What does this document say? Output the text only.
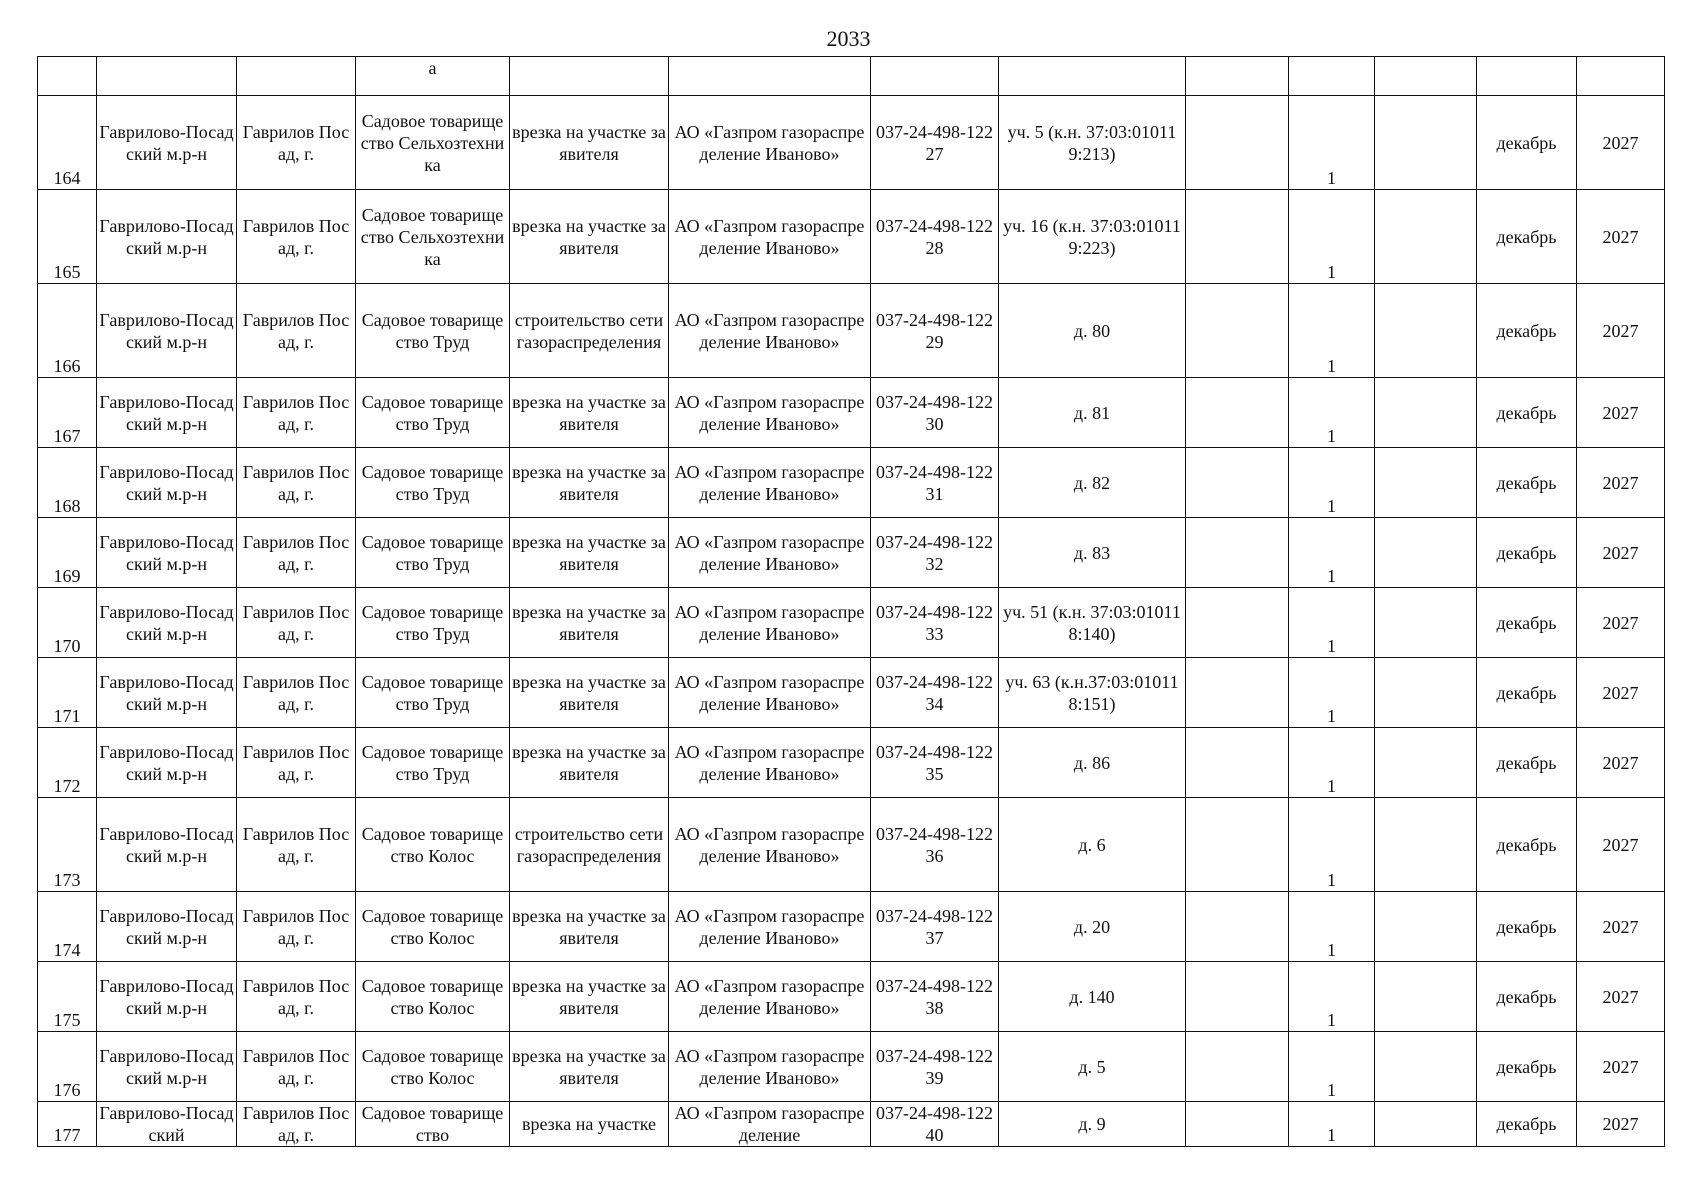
2033
			а									
164	Гаврилово-Посадский м.р-н	Гаврилов Посад, г.	Садовое товарищество Сельхозтехника	врезка на участке заявителя	АО «Газпром газораспределение Иваново»	037-24-498-12227	уч. 5 (к.н. 37:03:010119:213)		1		декабрь	2027
165	Гаврилово-Посадский м.р-н	Гаврилов Посад, г.	Садовое товарищество Сельхозтехника	врезка на участке заявителя	АО «Газпром газораспределение Иваново»	037-24-498-12228	уч. 16 (к.н. 37:03:010119:223)		1		декабрь	2027
166	Гаврилово-Посадский м.р-н	Гаврилов Посад, г.	Садовое товарищество Труд	строительство сети газораспределения	АО «Газпром газораспределение Иваново»	037-24-498-12229	д. 80		1		декабрь	2027
167	Гаврилово-Посадский м.р-н	Гаврилов Посад, г.	Садовое товарищество Труд	врезка на участке заявителя	АО «Газпром газораспределение Иваново»	037-24-498-12230	д. 81		1		декабрь	2027
168	Гаврилово-Посадский м.р-н	Гаврилов Посад, г.	Садовое товарищество Труд	врезка на участке заявителя	АО «Газпром газораспределение Иваново»	037-24-498-12231	д. 82		1		декабрь	2027
169	Гаврилово-Посадский м.р-н	Гаврилов Посад, г.	Садовое товарищество Труд	врезка на участке заявителя	АО «Газпром газораспределение Иваново»	037-24-498-12232	д. 83		1		декабрь	2027
170	Гаврилово-Посадский м.р-н	Гаврилов Посад, г.	Садовое товарищество Труд	врезка на участке заявителя	АО «Газпром газораспределение Иваново»	037-24-498-12233	уч. 51 (к.н. 37:03:010118:140)		1		декабрь	2027
171	Гаврилово-Посадский м.р-н	Гаврилов Посад, г.	Садовое товарищество Труд	врезка на участке заявителя	АО «Газпром газораспределение Иваново»	037-24-498-12234	уч. 63 (к.н.37:03:010118:151)		1		декабрь	2027
172	Гаврилово-Посадский м.р-н	Гаврилов Посад, г.	Садовое товарищество Труд	врезка на участке заявителя	АО «Газпром газораспределение Иваново»	037-24-498-12235	д. 86		1		декабрь	2027
173	Гаврилово-Посадский м.р-н	Гаврилов Посад, г.	Садовое товарищество Колос	строительство сети газораспределения	АО «Газпром газораспределение Иваново»	037-24-498-12236	д. 6		1		декабрь	2027
174	Гаврилово-Посадский м.р-н	Гаврилов Посад, г.	Садовое товарищество Колос	врезка на участке заявителя	АО «Газпром газораспределение Иваново»	037-24-498-12237	д. 20		1		декабрь	2027
175	Гаврилово-Посадский м.р-н	Гаврилов Посад, г.	Садовое товарищество Колос	врезка на участке заявителя	АО «Газпром газораспределение Иваново»	037-24-498-12238	д. 140		1		декабрь	2027
176	Гаврилово-Посадский м.р-н	Гаврилов Посад, г.	Садовое товарищество Колос	врезка на участке заявителя	АО «Газпром газораспределение Иваново»	037-24-498-12239	д. 5		1		декабрь	2027
177	Гаврилово-Посадский	Гаврилов Посад, г.	Садовое товарищество	врезка на участке	АО «Газпром газораспределение	037-24-498-12240	д. 9		1		декабрь	2027
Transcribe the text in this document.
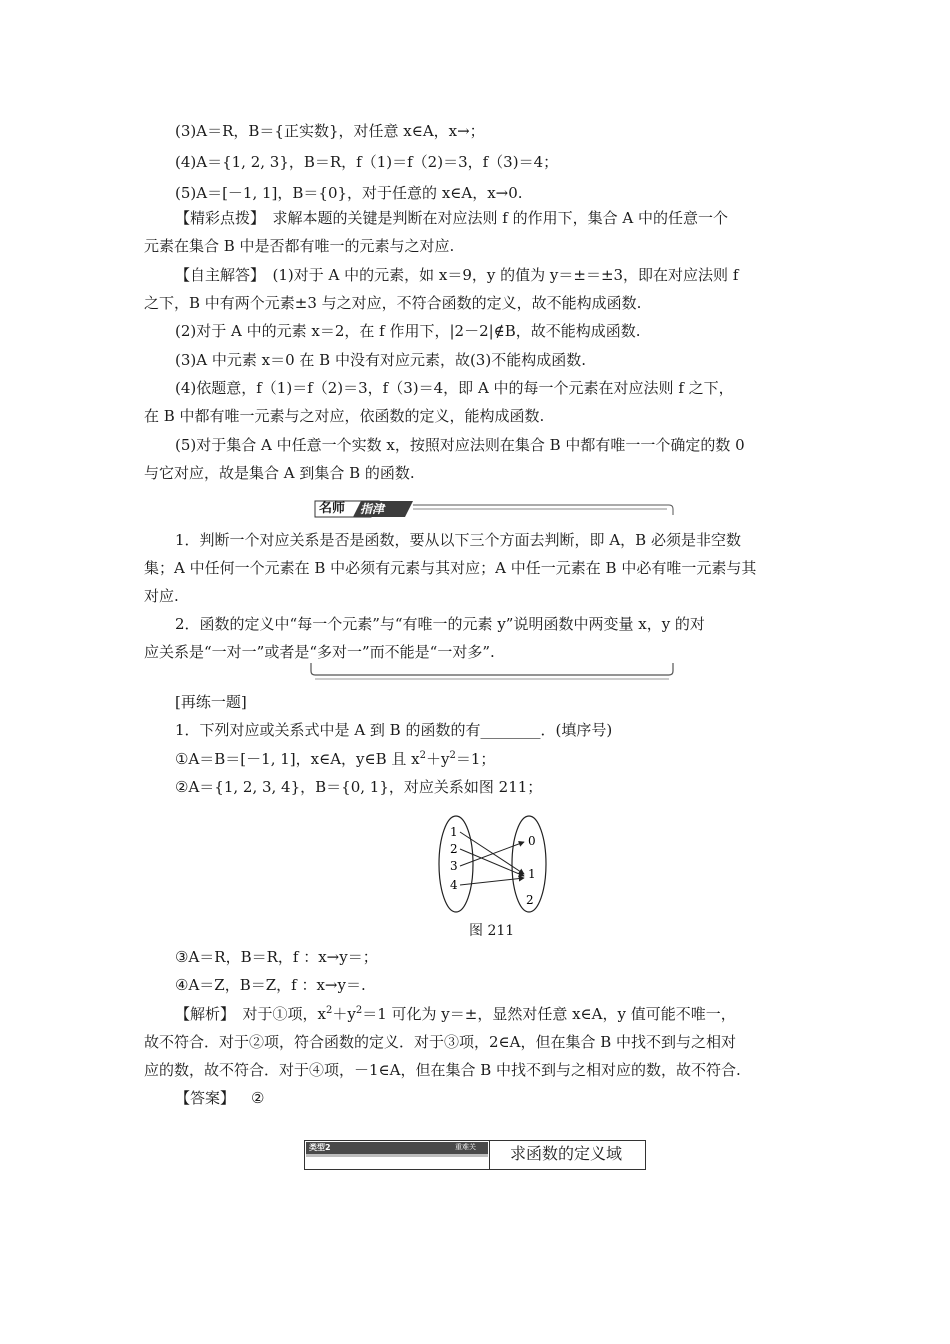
(3)A＝R，B＝{正实数}，对任意 x∈A，x→；
(4)A＝{1, 2, 3}，B＝R，f（1)＝f（2)＝3，f（3)＝4；
(5)A＝[－1, 1]，B＝{0}，对于任意的 x∈A，x→0.
【精彩点拨】　求解本题的关键是判断在对应法则 f 的作用下，集合 A 中的任意一个
元素在集合 B 中是否都有唯一的元素与之对应.
【自主解答】　(1)对于 A 中的元素，如 x＝9，y 的值为 y＝±＝±3，即在对应法则 f
之下，B 中有两个元素±3 与之对应，不符合函数的定义，故不能构成函数.
(2)对于 A 中的元素 x＝2，在 f 作用下，|2－2|∉B，故不能构成函数.
(3)A 中元素 x＝0 在 B 中没有对应元素，故(3)不能构成函数.
(4)依题意，f（1)＝f（2)＝3，f（3)＝4，即 A 中的每一个元素在对应法则 f 之下，
在 B 中都有唯一元素与之对应，依函数的定义，能构成函数.
(5)对于集合 A 中任意一个实数 x，按照对应法则在集合 B 中都有唯一一个确定的数 0
与它对应，故是集合 A 到集合 B 的函数.
名师 指津
1．判断一个对应关系是否是函数，要从以下三个方面去判断，即 A，B 必须是非空数
集；A 中任何一个元素在 B 中必须有元素与其对应；A 中任一元素在 B 中必有唯一元素与其
对应.
2．函数的定义中“每一个元素”与“有唯一的元素 y”说明函数中两变量 x，y 的对
应关系是“一对一”或者是“多对一”而不能是“一对多”.
[再练一题]
1．下列对应或关系式中是 A 到 B 的函数的有________．(填序号)
①A＝B＝[－1, 1]，x∈A，y∈B 且 $x^2+y^2=1$；
②A＝{1, 2, 3, 4}，B＝{0, 1}，对应关系如图 211；
1
2
3
4
0
1
2
图 211
③A＝R，B＝R，f ：x→y＝；
④A＝Z，B＝Z，f ：x→y＝.
【解析】　对于①项，$x^2+y^2=1$ 可化为 y＝±，显然对任意 x∈A，y 值可能不唯一，
故不符合．对于②项，符合函数的定义．对于③项，2∈A，但在集合 B 中找不到与之相对
应的数，故不符合．对于④项，－1∈A，但在集合 B 中找不到与之相对应的数，故不符合.
【答案】 ②
类型2	重难关 求函数的定义域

Aim: Word for word, quote the full listing, omitting every picture.

Expected answer:
What does this document say? Output the text only.
2033
			а									
164	Гаврилово-Посадский м.р-н	Гаврилов Посад, г.	Садовое товарищество Сельхозтехника	врезка на участке заявителя	АО «Газпром газораспределение Иваново»	037-24-498-12227	уч. 5 (к.н. 37:03:010119:213)		1		декабрь	2027
165	Гаврилово-Посадский м.р-н	Гаврилов Посад, г.	Садовое товарищество Сельхозтехника	врезка на участке заявителя	АО «Газпром газораспределение Иваново»	037-24-498-12228	уч. 16 (к.н. 37:03:010119:223)		1		декабрь	2027
166	Гаврилово-Посадский м.р-н	Гаврилов Посад, г.	Садовое товарищество Труд	строительство сети газораспределения	АО «Газпром газораспределение Иваново»	037-24-498-12229	д. 80		1		декабрь	2027
167	Гаврилово-Посадский м.р-н	Гаврилов Посад, г.	Садовое товарищество Труд	врезка на участке заявителя	АО «Газпром газораспределение Иваново»	037-24-498-12230	д. 81		1		декабрь	2027
168	Гаврилово-Посадский м.р-н	Гаврилов Посад, г.	Садовое товарищество Труд	врезка на участке заявителя	АО «Газпром газораспределение Иваново»	037-24-498-12231	д. 82		1		декабрь	2027
169	Гаврилово-Посадский м.р-н	Гаврилов Посад, г.	Садовое товарищество Труд	врезка на участке заявителя	АО «Газпром газораспределение Иваново»	037-24-498-12232	д. 83		1		декабрь	2027
170	Гаврилово-Посадский м.р-н	Гаврилов Посад, г.	Садовое товарищество Труд	врезка на участке заявителя	АО «Газпром газораспределение Иваново»	037-24-498-12233	уч. 51 (к.н. 37:03:010118:140)		1		декабрь	2027
171	Гаврилово-Посадский м.р-н	Гаврилов Посад, г.	Садовое товарищество Труд	врезка на участке заявителя	АО «Газпром газораспределение Иваново»	037-24-498-12234	уч. 63 (к.н.37:03:010118:151)		1		декабрь	2027
172	Гаврилово-Посадский м.р-н	Гаврилов Посад, г.	Садовое товарищество Труд	врезка на участке заявителя	АО «Газпром газораспределение Иваново»	037-24-498-12235	д. 86		1		декабрь	2027
173	Гаврилово-Посадский м.р-н	Гаврилов Посад, г.	Садовое товарищество Колос	строительство сети газораспределения	АО «Газпром газораспределение Иваново»	037-24-498-12236	д. 6		1		декабрь	2027
174	Гаврилово-Посадский м.р-н	Гаврилов Посад, г.	Садовое товарищество Колос	врезка на участке заявителя	АО «Газпром газораспределение Иваново»	037-24-498-12237	д. 20		1		декабрь	2027
175	Гаврилово-Посадский м.р-н	Гаврилов Посад, г.	Садовое товарищество Колос	врезка на участке заявителя	АО «Газпром газораспределение Иваново»	037-24-498-12238	д. 140		1		декабрь	2027
176	Гаврилово-Посадский м.р-н	Гаврилов Посад, г.	Садовое товарищество Колос	врезка на участке заявителя	АО «Газпром газораспределение Иваново»	037-24-498-12239	д. 5		1		декабрь	2027
177	Гаврилово-Посадский	Гаврилов Посад, г.	Садовое товарищество	врезка на участке	АО «Газпром газораспределение	037-24-498-12240	д. 9		1		декабрь	2027
Transcribe the text in this document.
(3)A＝R，B＝{正实数}，对任意 x∈A，x→；
(4)A＝{1, 2, 3}，B＝R，f（1)＝f（2)＝3，f（3)＝4；
(5)A＝[－1, 1]，B＝{0}，对于任意的 x∈A，x→0.
【精彩点拨】　求解本题的关键是判断在对应法则 f 的作用下，集合 A 中的任意一个
元素在集合 B 中是否都有唯一的元素与之对应.
【自主解答】　(1)对于 A 中的元素，如 x＝9，y 的值为 y＝±＝±3，即在对应法则 f
之下，B 中有两个元素±3 与之对应，不符合函数的定义，故不能构成函数.
(2)对于 A 中的元素 x＝2，在 f 作用下，|2－2|∉B，故不能构成函数.
(3)A 中元素 x＝0 在 B 中没有对应元素，故(3)不能构成函数.
(4)依题意，f（1)＝f（2)＝3，f（3)＝4，即 A 中的每一个元素在对应法则 f 之下，
在 B 中都有唯一元素与之对应，依函数的定义，能构成函数.
(5)对于集合 A 中任意一个实数 x，按照对应法则在集合 B 中都有唯一一个确定的数 0
与它对应，故是集合 A 到集合 B 的函数.
名师 指津
1．判断一个对应关系是否是函数，要从以下三个方面去判断，即 A，B 必须是非空数
集；A 中任何一个元素在 B 中必须有元素与其对应；A 中任一元素在 B 中必有唯一元素与其
对应.
2．函数的定义中“每一个元素”与“有唯一的元素 y”说明函数中两变量 x，y 的对
应关系是“一对一”或者是“多对一”而不能是“一对多”.
[再练一题]
1．下列对应或关系式中是 A 到 B 的函数的有________．(填序号)
①A＝B＝[－1, 1]，x∈A，y∈B 且 $x^2+y^2=1$；
②A＝{1, 2, 3, 4}，B＝{0, 1}，对应关系如图 211；
1
2
3
4
0
1
2
图 211
③A＝R，B＝R，f ：x→y＝；
④A＝Z，B＝Z，f ：x→y＝.
【解析】　对于①项，$x^2+y^2=1$ 可化为 y＝±，显然对任意 x∈A，y 值可能不唯一，
故不符合．对于②项，符合函数的定义．对于③项，2∈A，但在集合 B 中找不到与之相对
应的数，故不符合．对于④项，－1∈A，但在集合 B 中找不到与之相对应的数，故不符合.
【答案】 ②
类型2	重难关 求函数的定义域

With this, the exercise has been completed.